⟨

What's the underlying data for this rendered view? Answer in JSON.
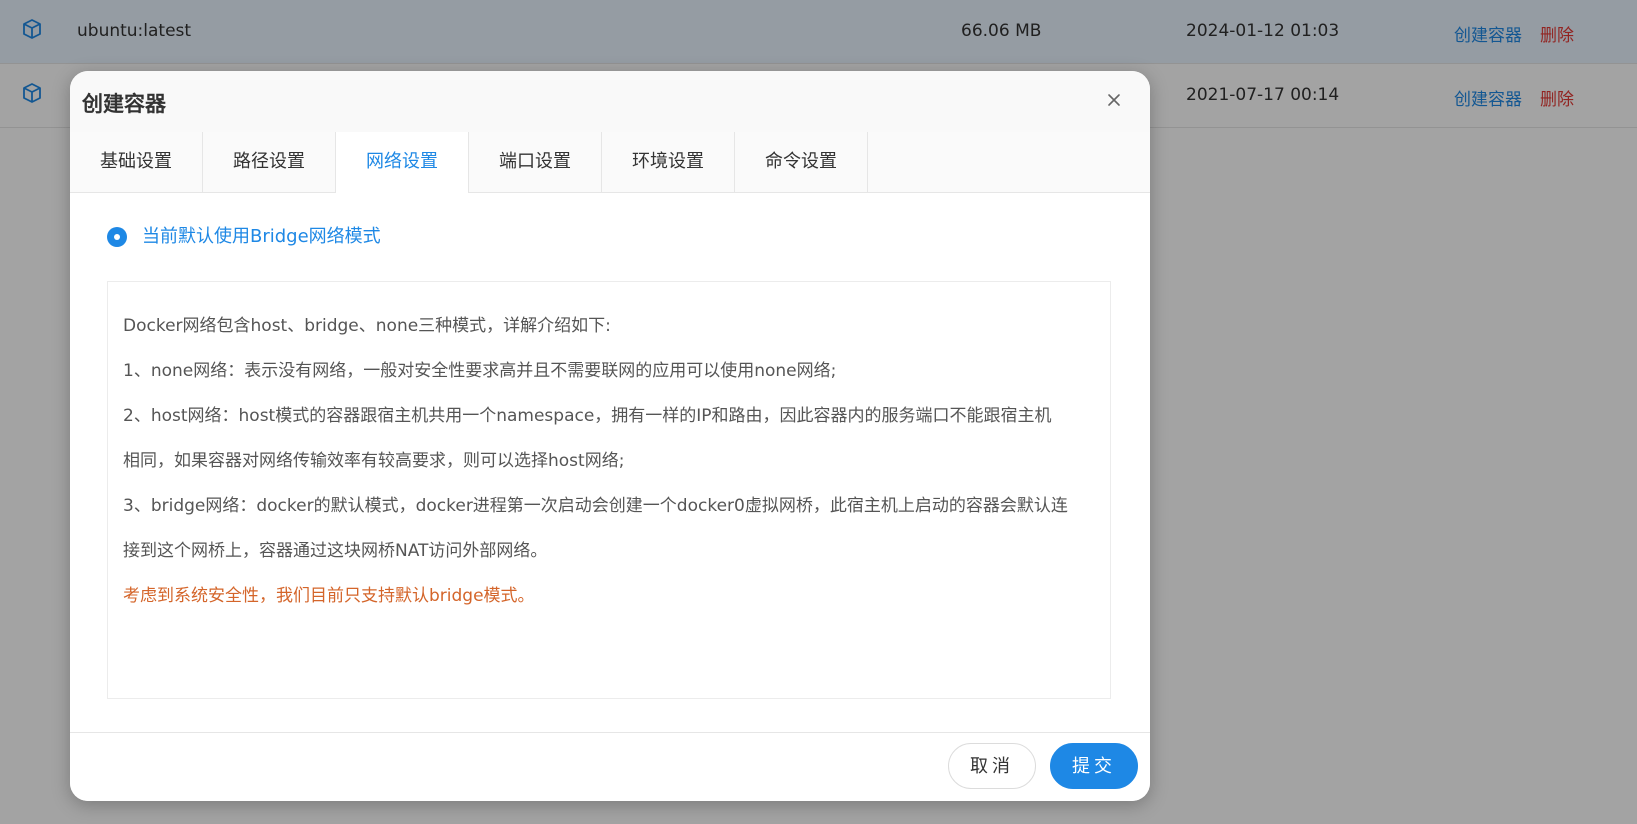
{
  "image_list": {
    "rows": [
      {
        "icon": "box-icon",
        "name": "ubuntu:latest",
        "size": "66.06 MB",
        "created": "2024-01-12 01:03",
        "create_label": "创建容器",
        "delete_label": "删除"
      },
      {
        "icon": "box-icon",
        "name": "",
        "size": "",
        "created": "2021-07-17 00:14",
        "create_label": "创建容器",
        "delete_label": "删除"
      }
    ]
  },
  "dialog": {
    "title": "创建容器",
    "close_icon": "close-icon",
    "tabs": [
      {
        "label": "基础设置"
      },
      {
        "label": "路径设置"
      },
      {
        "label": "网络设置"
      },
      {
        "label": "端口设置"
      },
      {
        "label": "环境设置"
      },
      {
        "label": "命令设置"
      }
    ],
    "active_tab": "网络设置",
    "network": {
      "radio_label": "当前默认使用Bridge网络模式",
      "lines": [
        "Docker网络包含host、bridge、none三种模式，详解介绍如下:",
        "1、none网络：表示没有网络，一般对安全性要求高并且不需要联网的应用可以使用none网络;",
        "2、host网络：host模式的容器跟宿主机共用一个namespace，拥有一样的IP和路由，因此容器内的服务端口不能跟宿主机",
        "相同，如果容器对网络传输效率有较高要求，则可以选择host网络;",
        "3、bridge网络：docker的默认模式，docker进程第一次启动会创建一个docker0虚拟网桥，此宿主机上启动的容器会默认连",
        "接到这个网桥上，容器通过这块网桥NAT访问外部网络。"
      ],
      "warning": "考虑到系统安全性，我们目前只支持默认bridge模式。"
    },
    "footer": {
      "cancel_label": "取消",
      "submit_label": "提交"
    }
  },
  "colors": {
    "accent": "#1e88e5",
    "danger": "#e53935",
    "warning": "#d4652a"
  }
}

⟩

Exercise goal
Copy out each line of the listing that holds "warning".

Exercise response
      "warning": "考虑到系统安全性，我们目前只支持默认bridge模式。"
    "warning": "#d4652a"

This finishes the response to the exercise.